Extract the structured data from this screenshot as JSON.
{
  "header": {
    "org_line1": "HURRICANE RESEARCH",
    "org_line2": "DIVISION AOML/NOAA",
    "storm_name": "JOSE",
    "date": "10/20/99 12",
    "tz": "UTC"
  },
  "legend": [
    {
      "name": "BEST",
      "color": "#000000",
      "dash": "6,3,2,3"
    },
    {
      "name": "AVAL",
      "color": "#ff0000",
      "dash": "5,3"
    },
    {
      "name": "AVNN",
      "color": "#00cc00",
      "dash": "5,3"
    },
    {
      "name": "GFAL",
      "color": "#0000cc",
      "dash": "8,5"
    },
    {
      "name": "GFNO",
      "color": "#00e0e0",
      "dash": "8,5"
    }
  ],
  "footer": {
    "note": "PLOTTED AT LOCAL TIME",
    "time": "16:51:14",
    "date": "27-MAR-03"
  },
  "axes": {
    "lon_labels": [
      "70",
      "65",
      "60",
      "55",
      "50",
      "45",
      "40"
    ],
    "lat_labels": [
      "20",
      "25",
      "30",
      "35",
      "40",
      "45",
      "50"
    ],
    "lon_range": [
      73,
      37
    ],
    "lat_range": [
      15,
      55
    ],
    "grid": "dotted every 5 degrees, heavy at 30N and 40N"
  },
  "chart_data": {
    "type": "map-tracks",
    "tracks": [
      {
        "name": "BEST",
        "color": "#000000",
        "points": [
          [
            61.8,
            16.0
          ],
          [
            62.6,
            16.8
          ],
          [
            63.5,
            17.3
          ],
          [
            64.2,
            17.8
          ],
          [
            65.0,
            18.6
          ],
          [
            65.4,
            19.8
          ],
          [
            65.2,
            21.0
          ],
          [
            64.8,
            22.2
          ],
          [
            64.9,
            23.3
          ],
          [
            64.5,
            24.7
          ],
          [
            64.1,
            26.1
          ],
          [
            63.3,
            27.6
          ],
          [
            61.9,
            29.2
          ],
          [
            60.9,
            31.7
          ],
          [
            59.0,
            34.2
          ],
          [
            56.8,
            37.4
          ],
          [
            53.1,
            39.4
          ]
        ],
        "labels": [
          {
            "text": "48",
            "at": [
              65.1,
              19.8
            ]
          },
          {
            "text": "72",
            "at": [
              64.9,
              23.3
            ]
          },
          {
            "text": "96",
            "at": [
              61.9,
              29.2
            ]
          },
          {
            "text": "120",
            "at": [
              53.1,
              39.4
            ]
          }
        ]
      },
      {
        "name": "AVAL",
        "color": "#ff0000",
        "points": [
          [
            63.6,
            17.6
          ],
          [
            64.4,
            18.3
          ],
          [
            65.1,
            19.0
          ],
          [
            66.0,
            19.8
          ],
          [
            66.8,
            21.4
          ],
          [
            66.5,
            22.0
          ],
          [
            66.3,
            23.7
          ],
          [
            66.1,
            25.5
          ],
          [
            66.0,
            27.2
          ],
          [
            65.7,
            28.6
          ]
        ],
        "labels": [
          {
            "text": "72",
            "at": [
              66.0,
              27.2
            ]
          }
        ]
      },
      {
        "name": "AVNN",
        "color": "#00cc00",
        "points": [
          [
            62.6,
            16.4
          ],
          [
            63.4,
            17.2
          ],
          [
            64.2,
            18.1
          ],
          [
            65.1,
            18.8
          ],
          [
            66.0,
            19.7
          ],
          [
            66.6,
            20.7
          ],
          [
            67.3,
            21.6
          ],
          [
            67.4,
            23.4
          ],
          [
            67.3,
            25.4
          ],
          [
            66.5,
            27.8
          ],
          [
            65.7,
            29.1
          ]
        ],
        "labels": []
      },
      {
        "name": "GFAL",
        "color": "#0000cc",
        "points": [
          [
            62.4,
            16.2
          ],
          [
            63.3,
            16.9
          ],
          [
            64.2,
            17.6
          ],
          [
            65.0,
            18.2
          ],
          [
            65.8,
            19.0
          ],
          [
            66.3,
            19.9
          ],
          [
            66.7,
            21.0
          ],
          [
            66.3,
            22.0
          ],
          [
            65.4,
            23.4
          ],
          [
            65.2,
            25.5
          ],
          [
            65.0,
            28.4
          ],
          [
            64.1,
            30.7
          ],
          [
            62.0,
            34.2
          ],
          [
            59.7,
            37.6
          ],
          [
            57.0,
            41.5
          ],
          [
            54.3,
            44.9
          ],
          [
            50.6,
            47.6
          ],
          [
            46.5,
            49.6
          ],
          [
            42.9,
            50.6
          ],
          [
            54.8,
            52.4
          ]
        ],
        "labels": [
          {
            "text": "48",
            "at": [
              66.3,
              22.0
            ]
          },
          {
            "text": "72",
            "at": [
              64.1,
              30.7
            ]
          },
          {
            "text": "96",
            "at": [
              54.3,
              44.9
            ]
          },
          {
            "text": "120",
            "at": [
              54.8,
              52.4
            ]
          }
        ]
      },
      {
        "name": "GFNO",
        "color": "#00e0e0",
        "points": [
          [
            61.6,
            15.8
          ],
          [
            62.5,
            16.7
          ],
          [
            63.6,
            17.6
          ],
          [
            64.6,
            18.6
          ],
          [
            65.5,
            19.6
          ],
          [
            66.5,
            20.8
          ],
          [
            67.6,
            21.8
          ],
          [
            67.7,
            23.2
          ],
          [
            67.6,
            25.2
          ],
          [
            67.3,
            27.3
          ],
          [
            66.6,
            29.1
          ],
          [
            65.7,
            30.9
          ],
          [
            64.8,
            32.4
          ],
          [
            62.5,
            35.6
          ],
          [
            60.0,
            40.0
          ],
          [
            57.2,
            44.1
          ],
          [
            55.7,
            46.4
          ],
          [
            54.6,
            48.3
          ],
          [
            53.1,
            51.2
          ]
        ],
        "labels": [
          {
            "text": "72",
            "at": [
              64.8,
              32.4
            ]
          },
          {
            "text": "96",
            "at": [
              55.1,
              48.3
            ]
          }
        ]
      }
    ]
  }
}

-.-.-

**DIRECTIONS**
Copy the material above, line for line.

**FINAL RESULT**
Extract the structured data from this screenshot as JSON.
{
  "header": {
    "org_line1": "HURRICANE RESEARCH",
    "org_line2": "DIVISION AOML/NOAA",
    "storm_name": "JOSE",
    "date": "10/20/99 12",
    "tz": "UTC"
  },
  "legend": [
    {
      "name": "BEST",
      "color": "#000000",
      "dash": "6,3,2,3"
    },
    {
      "name": "AVAL",
      "color": "#ff0000",
      "dash": "5,3"
    },
    {
      "name": "AVNN",
      "color": "#00cc00",
      "dash": "5,3"
    },
    {
      "name": "GFAL",
      "color": "#0000cc",
      "dash": "8,5"
    },
    {
      "name": "GFNO",
      "color": "#00e0e0",
      "dash": "8,5"
    }
  ],
  "footer": {
    "note": "PLOTTED AT LOCAL TIME",
    "time": "16:51:14",
    "date": "27-MAR-03"
  },
  "axes": {
    "lon_labels": [
      "70",
      "65",
      "60",
      "55",
      "50",
      "45",
      "40"
    ],
    "lat_labels": [
      "20",
      "25",
      "30",
      "35",
      "40",
      "45",
      "50"
    ],
    "lon_range": [
      73,
      37
    ],
    "lat_range": [
      15,
      55
    ],
    "grid": "dotted every 5 degrees, heavy at 30N and 40N"
  },
  "chart_data": {
    "type": "map-tracks",
    "tracks": [
      {
        "name": "BEST",
        "color": "#000000",
        "points": [
          [
            61.8,
            16.0
          ],
          [
            62.6,
            16.8
          ],
          [
            63.5,
            17.3
          ],
          [
            64.2,
            17.8
          ],
          [
            65.0,
            18.6
          ],
          [
            65.4,
            19.8
          ],
          [
            65.2,
            21.0
          ],
          [
            64.8,
            22.2
          ],
          [
            64.9,
            23.3
          ],
          [
            64.5,
            24.7
          ],
          [
            64.1,
            26.1
          ],
          [
            63.3,
            27.6
          ],
          [
            61.9,
            29.2
          ],
          [
            60.9,
            31.7
          ],
          [
            59.0,
            34.2
          ],
          [
            56.8,
            37.4
          ],
          [
            53.1,
            39.4
          ]
        ],
        "labels": [
          {
            "text": "48",
            "at": [
              65.1,
              19.8
            ]
          },
          {
            "text": "72",
            "at": [
              64.9,
              23.3
            ]
          },
          {
            "text": "96",
            "at": [
              61.9,
              29.2
            ]
          },
          {
            "text": "120",
            "at": [
              53.1,
              39.4
            ]
          }
        ]
      },
      {
        "name": "AVAL",
        "color": "#ff0000",
        "points": [
          [
            63.6,
            17.6
          ],
          [
            64.4,
            18.3
          ],
          [
            65.1,
            19.0
          ],
          [
            66.0,
            19.8
          ],
          [
            66.8,
            21.4
          ],
          [
            66.5,
            22.0
          ],
          [
            66.3,
            23.7
          ],
          [
            66.1,
            25.5
          ],
          [
            66.0,
            27.2
          ],
          [
            65.7,
            28.6
          ]
        ],
        "labels": [
          {
            "text": "72",
            "at": [
              66.0,
              27.2
            ]
          }
        ]
      },
      {
        "name": "AVNN",
        "color": "#00cc00",
        "points": [
          [
            62.6,
            16.4
          ],
          [
            63.4,
            17.2
          ],
          [
            64.2,
            18.1
          ],
          [
            65.1,
            18.8
          ],
          [
            66.0,
            19.7
          ],
          [
            66.6,
            20.7
          ],
          [
            67.3,
            21.6
          ],
          [
            67.4,
            23.4
          ],
          [
            67.3,
            25.4
          ],
          [
            66.5,
            27.8
          ],
          [
            65.7,
            29.1
          ]
        ],
        "labels": []
      },
      {
        "name": "GFAL",
        "color": "#0000cc",
        "points": [
          [
            62.4,
            16.2
          ],
          [
            63.3,
            16.9
          ],
          [
            64.2,
            17.6
          ],
          [
            65.0,
            18.2
          ],
          [
            65.8,
            19.0
          ],
          [
            66.3,
            19.9
          ],
          [
            66.7,
            21.0
          ],
          [
            66.3,
            22.0
          ],
          [
            65.4,
            23.4
          ],
          [
            65.2,
            25.5
          ],
          [
            65.0,
            28.4
          ],
          [
            64.1,
            30.7
          ],
          [
            62.0,
            34.2
          ],
          [
            59.7,
            37.6
          ],
          [
            57.0,
            41.5
          ],
          [
            54.3,
            44.9
          ],
          [
            50.6,
            47.6
          ],
          [
            46.5,
            49.6
          ],
          [
            42.9,
            50.6
          ],
          [
            54.8,
            52.4
          ]
        ],
        "labels": [
          {
            "text": "48",
            "at": [
              66.3,
              22.0
            ]
          },
          {
            "text": "72",
            "at": [
              64.1,
              30.7
            ]
          },
          {
            "text": "96",
            "at": [
              54.3,
              44.9
            ]
          },
          {
            "text": "120",
            "at": [
              54.8,
              52.4
            ]
          }
        ]
      },
      {
        "name": "GFNO",
        "color": "#00e0e0",
        "points": [
          [
            61.6,
            15.8
          ],
          [
            62.5,
            16.7
          ],
          [
            63.6,
            17.6
          ],
          [
            64.6,
            18.6
          ],
          [
            65.5,
            19.6
          ],
          [
            66.5,
            20.8
          ],
          [
            67.6,
            21.8
          ],
          [
            67.7,
            23.2
          ],
          [
            67.6,
            25.2
          ],
          [
            67.3,
            27.3
          ],
          [
            66.6,
            29.1
          ],
          [
            65.7,
            30.9
          ],
          [
            64.8,
            32.4
          ],
          [
            62.5,
            35.6
          ],
          [
            60.0,
            40.0
          ],
          [
            57.2,
            44.1
          ],
          [
            55.7,
            46.4
          ],
          [
            54.6,
            48.3
          ],
          [
            53.1,
            51.2
          ]
        ],
        "labels": [
          {
            "text": "72",
            "at": [
              64.8,
              32.4
            ]
          },
          {
            "text": "96",
            "at": [
              55.1,
              48.3
            ]
          }
        ]
      }
    ]
  }
}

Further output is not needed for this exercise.